> _What to do_:
1. In the mailing-list reply about the threshold_bank refcount patch, what does kobject_add() do to the parent for each sysfs file it adds?
2. Write the next part of the mailing-list reply about the threshold_bank refcount patch, starting after its final line.

> _Passage to read_:
══════════════════════════════

Re: [PATCH] x86/MCE/AMD: Decrement threshold_bank refcount when removing threshold blocks

From: Yazen Ghannam
Date: Wed Oct 26 2022 - 11:39:35 EST


On Wed, Oct 26, 2022 at 02:04:04PM +0200, Greg KH wrote:
...
> > kobject_add() does a kobject_get() on the parent for each sysfs file it
> > adds.
> >
> > Therefore, in order to unwind the same setup work when the CPU goes
> > offline and the bank *references* only are being removed - the other
> > CPUs still share it - do a kobject_put() on the parent.
>
> Eeek, no!
>
> You can't decrement the reference on the parent, that could cause you to
> get dropped.
>
> And you can not reuse kobjects, is that the issue here? When you are
> done with one, you have to delete it. Then create a new one.
>
> No need to move anything around, just destory it all and then add new
> ones.
>

Yes, it seems like we're messing up refcounts as we try to manually manage the
life of shared kobjects.

But I take it this is not allowed, correct? So maybe the best solution is to
not do this sharing at all.

...
>
> What changed to cause problems? the kobject reference logic hasn't
> changed, was it some topology stuff?

══════════════════════════════

> _Raw records_:

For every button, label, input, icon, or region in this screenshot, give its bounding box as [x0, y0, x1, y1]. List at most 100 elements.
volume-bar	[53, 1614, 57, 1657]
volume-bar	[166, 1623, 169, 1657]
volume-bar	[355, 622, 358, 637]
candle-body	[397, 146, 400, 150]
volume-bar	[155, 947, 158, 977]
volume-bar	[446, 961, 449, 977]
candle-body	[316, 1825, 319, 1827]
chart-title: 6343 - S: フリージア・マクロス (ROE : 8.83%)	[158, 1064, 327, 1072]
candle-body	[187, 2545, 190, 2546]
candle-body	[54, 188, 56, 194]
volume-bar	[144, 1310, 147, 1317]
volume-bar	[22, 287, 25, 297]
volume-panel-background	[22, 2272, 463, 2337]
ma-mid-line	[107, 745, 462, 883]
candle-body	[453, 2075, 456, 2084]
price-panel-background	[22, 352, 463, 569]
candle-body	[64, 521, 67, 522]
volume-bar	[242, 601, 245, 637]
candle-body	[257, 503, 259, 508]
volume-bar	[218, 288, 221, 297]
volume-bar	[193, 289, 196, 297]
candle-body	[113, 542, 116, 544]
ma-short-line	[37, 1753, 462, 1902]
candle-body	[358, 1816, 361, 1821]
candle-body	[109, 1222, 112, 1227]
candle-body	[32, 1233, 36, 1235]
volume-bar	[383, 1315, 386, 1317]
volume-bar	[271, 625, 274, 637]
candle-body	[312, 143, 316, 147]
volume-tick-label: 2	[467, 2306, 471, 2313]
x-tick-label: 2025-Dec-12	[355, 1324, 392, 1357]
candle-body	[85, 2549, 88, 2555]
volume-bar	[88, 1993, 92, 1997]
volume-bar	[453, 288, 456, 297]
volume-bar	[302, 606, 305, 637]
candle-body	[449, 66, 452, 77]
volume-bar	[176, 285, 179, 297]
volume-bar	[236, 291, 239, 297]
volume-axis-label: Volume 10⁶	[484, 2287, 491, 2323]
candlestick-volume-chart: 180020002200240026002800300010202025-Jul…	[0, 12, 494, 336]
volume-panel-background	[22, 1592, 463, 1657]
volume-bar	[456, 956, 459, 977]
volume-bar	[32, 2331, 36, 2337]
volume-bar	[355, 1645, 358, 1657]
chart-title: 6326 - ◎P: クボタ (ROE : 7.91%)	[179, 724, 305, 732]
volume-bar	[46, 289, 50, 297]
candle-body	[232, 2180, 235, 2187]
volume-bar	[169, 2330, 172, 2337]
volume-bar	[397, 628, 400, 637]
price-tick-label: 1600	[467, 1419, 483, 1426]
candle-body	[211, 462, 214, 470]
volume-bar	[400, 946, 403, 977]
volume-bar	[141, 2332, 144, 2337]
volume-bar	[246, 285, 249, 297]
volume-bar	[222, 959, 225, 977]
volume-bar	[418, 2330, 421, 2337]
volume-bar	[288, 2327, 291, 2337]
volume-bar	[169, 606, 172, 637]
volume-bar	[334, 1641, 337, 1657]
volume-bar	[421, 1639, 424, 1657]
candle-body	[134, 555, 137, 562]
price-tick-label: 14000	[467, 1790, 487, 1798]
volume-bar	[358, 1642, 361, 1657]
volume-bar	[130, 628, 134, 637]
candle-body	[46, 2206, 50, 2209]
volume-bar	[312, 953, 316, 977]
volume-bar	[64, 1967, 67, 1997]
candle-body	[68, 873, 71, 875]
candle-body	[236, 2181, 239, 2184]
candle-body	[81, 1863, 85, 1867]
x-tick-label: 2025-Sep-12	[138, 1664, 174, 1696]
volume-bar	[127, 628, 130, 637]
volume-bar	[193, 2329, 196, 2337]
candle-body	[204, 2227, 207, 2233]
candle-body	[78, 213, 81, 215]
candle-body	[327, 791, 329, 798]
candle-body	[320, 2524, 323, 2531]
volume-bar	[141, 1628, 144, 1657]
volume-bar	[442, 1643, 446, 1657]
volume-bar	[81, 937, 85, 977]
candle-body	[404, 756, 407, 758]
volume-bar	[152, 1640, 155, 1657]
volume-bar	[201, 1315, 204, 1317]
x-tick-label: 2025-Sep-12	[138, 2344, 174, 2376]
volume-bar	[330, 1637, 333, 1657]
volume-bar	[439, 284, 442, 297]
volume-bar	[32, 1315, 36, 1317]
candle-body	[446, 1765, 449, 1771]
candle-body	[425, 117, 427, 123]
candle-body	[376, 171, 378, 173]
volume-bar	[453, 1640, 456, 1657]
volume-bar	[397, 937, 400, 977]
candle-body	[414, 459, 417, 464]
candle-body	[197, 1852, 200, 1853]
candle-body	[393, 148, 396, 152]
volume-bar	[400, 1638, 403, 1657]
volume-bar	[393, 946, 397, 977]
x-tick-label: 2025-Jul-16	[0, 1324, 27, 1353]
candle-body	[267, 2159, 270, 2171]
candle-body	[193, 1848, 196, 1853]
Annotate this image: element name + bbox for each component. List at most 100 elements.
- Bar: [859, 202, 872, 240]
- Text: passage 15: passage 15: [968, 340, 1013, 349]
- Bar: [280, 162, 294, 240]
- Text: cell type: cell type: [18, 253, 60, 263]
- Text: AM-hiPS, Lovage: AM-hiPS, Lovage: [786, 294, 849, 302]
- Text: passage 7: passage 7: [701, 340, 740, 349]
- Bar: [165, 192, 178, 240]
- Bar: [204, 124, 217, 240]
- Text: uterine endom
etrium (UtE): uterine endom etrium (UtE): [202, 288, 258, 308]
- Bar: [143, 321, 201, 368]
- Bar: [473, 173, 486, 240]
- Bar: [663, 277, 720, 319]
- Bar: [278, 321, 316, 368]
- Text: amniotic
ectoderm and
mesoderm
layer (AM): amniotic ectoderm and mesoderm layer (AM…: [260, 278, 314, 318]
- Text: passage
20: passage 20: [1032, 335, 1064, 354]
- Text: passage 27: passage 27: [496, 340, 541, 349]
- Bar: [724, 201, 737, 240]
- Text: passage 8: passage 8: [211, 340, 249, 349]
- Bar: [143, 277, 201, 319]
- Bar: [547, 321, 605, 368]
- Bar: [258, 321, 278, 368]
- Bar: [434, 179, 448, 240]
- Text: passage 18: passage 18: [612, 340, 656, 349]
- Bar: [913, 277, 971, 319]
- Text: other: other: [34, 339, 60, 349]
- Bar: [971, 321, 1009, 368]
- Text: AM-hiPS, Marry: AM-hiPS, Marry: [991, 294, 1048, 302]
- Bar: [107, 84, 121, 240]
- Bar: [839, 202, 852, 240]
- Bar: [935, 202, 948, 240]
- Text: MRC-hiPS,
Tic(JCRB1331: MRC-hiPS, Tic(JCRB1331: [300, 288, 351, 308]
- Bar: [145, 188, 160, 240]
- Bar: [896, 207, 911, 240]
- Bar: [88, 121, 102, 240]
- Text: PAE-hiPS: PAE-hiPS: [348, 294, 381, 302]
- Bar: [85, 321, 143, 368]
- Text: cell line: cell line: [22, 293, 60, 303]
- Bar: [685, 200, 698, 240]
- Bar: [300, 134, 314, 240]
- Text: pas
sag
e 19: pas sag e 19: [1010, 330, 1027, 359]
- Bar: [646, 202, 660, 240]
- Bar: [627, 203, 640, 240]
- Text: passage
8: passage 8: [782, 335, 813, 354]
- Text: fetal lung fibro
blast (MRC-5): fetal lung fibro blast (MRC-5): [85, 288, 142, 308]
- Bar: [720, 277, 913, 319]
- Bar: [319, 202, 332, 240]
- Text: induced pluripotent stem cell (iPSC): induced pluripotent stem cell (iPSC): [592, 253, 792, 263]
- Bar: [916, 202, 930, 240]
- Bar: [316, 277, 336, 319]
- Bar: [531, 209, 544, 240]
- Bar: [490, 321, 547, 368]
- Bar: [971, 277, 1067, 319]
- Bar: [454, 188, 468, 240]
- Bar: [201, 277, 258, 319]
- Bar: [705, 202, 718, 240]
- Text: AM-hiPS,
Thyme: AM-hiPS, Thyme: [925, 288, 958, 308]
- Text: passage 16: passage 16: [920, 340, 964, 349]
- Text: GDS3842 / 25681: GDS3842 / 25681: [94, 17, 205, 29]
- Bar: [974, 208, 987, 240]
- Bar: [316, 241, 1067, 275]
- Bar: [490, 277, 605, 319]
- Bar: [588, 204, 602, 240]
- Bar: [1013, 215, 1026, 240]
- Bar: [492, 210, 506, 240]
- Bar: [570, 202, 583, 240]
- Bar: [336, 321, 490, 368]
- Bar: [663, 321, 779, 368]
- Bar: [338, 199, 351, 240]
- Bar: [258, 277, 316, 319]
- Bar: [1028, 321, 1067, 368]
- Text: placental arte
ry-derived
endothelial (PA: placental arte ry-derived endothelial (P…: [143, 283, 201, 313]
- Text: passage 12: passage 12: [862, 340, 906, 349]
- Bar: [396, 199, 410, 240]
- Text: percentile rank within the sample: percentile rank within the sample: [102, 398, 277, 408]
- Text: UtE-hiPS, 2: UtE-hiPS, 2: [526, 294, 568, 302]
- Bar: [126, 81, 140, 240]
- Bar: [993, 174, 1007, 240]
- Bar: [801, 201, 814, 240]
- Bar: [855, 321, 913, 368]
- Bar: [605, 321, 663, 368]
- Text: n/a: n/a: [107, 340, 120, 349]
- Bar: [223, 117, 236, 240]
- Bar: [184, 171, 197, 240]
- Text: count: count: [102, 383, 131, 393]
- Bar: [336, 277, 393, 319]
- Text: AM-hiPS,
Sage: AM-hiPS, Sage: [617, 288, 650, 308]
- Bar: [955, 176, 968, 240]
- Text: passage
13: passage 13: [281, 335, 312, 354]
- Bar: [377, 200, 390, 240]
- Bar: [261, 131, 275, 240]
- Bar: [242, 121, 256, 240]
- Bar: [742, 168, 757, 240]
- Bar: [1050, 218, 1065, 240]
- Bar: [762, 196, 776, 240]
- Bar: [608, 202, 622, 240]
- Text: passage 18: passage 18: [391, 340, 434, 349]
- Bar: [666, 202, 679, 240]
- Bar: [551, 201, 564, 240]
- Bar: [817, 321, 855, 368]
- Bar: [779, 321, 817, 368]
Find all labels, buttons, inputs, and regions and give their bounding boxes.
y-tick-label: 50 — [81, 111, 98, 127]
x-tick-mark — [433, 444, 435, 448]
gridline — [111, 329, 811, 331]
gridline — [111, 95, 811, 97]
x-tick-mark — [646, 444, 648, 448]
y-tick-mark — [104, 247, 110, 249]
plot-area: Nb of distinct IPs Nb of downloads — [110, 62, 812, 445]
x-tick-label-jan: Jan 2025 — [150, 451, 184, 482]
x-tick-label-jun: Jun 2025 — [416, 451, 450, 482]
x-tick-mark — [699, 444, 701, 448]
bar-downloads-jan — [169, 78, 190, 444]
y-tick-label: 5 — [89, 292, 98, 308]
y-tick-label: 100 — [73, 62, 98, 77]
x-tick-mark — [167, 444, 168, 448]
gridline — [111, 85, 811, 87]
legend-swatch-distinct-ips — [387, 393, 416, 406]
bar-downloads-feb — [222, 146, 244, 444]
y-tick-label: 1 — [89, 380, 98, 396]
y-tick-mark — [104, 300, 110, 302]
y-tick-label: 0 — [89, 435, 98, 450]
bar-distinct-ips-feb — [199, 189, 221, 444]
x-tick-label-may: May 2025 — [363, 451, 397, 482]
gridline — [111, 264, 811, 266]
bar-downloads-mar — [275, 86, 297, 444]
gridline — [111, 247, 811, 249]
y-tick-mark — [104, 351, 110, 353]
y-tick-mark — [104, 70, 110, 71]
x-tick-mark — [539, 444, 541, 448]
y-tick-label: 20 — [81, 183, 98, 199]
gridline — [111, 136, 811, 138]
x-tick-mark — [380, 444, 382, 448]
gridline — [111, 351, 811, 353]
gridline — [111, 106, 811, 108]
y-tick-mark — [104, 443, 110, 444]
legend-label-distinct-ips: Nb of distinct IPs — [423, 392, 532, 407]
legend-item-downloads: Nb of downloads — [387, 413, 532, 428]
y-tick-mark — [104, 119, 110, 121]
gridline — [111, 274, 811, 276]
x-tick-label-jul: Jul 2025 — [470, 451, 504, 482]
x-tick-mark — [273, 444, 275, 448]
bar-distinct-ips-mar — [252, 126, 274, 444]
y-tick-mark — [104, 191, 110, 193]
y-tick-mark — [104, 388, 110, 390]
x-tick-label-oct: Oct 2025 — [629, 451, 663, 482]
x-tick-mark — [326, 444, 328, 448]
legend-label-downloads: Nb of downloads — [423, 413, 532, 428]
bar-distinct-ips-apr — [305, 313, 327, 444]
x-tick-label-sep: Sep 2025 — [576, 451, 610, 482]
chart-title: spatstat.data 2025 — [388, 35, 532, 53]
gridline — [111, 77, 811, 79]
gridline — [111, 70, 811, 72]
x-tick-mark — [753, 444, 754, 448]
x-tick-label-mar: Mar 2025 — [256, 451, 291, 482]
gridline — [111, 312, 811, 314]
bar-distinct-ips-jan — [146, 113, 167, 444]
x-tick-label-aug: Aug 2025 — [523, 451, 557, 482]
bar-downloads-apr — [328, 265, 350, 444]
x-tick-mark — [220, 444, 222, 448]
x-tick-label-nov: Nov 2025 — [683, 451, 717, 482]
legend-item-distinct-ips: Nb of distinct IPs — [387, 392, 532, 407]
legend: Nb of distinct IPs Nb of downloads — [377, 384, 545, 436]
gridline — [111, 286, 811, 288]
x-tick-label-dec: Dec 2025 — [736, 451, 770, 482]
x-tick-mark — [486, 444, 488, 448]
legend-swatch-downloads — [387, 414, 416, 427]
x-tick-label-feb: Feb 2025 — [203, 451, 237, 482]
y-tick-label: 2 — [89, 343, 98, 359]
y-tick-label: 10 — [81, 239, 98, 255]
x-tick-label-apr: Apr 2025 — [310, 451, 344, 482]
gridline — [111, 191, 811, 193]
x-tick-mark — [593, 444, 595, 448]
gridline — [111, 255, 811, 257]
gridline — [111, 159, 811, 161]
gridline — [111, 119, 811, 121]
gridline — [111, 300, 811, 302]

══════════════════════════════

> _Answers to the exercise_:
1. It does a kobject_get() on the parent.

2.
>

Here's a snip from the commit message at the top of the thread:

"During kobject_del(), kobject->sd is removed. If the kobject is not part of
a kset with default_groups, then subsequent kobject_del() calls seem safe
even with kobject->sd == NULL.

Originally, the AMD MCA thresholding structures did not use default_groups.
And so the above behavior was not apparent.

However, a recent change implemented default_groups for the thresholding
structures. Therefore, kobject_del() will go down the sysfs_remove_groups()
code path. In this case, the first kobject_del() may succeed and remove
kobject->sd. But subsequent kobject_del() calls will give a WARNing in
kernfs_remove_by_name_ns() since kobject->sd == NULL."

Basically, we're deleting a shared kobject. The first CPU gets to delete it,
and the following CPUs complain that we're deleting an already deleted
kobject.

Sorry Boris, it's been a while since I looked at this. What's the issue with
my original patch? I think this is the simplest way to fix the current
implementation. But we should probably get rid of this kobject sharing idea in
light of Greg's comments.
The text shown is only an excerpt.